— RECORDS FOR PROCESSING —
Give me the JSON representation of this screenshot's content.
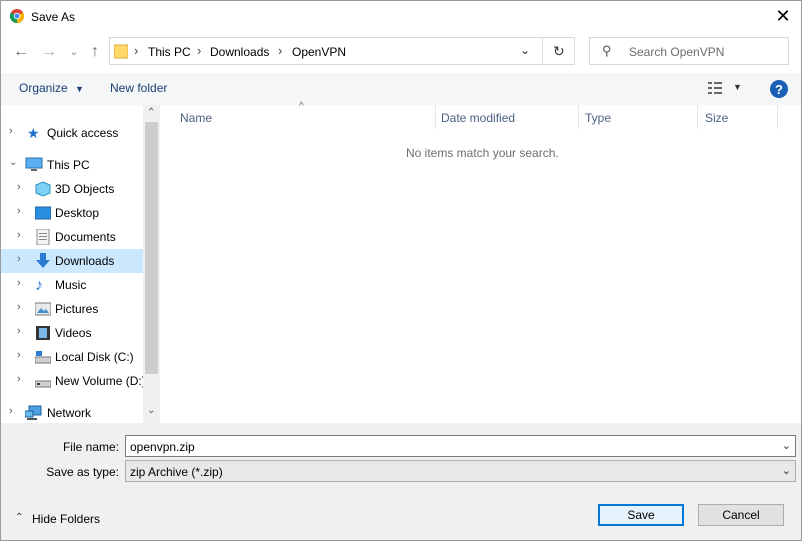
{
  "window": {
    "title": "Save As"
  },
  "address": {
    "crumbs": [
      "This PC",
      "Downloads",
      "OpenVPN"
    ]
  },
  "search": {
    "placeholder": "Search OpenVPN"
  },
  "toolbar": {
    "organize_label": "Organize",
    "new_folder_label": "New folder"
  },
  "nav": {
    "items": [
      {
        "label": "Quick access"
      },
      {
        "label": "This PC"
      },
      {
        "label": "3D Objects"
      },
      {
        "label": "Desktop"
      },
      {
        "label": "Documents"
      },
      {
        "label": "Downloads"
      },
      {
        "label": "Music"
      },
      {
        "label": "Pictures"
      },
      {
        "label": "Videos"
      },
      {
        "label": "Local Disk (C:)"
      },
      {
        "label": "New Volume (D:)"
      },
      {
        "label": "Network"
      }
    ]
  },
  "files": {
    "columns": [
      "Name",
      "Date modified",
      "Type",
      "Size"
    ],
    "empty_message": "No items match your search."
  },
  "form": {
    "file_name_label": "File name:",
    "file_name_value": "openvpn.zip",
    "save_type_label": "Save as type:",
    "save_type_value": "zip Archive (*.zip)"
  },
  "footer": {
    "hide_folders_label": "Hide Folders",
    "save_label": "Save",
    "cancel_label": "Cancel"
  },
  "colors": {
    "accent": "#0078d7",
    "selection": "#cce8ff",
    "help": "#1a5fb4"
  }
}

— EXERCISE TASK —
Repeat the material exactly as it reads, without any of its pictures.

— SOLUTION TO THIS PROBLEM —
Give me the JSON representation of this screenshot's content.
{
  "window": {
    "title": "Save As"
  },
  "address": {
    "crumbs": [
      "This PC",
      "Downloads",
      "OpenVPN"
    ]
  },
  "search": {
    "placeholder": "Search OpenVPN"
  },
  "toolbar": {
    "organize_label": "Organize",
    "new_folder_label": "New folder"
  },
  "nav": {
    "items": [
      {
        "label": "Quick access"
      },
      {
        "label": "This PC"
      },
      {
        "label": "3D Objects"
      },
      {
        "label": "Desktop"
      },
      {
        "label": "Documents"
      },
      {
        "label": "Downloads"
      },
      {
        "label": "Music"
      },
      {
        "label": "Pictures"
      },
      {
        "label": "Videos"
      },
      {
        "label": "Local Disk (C:)"
      },
      {
        "label": "New Volume (D:)"
      },
      {
        "label": "Network"
      }
    ]
  },
  "files": {
    "columns": [
      "Name",
      "Date modified",
      "Type",
      "Size"
    ],
    "empty_message": "No items match your search."
  },
  "form": {
    "file_name_label": "File name:",
    "file_name_value": "openvpn.zip",
    "save_type_label": "Save as type:",
    "save_type_value": "zip Archive (*.zip)"
  },
  "footer": {
    "hide_folders_label": "Hide Folders",
    "save_label": "Save",
    "cancel_label": "Cancel"
  },
  "colors": {
    "accent": "#0078d7",
    "selection": "#cce8ff",
    "help": "#1a5fb4"
  }
}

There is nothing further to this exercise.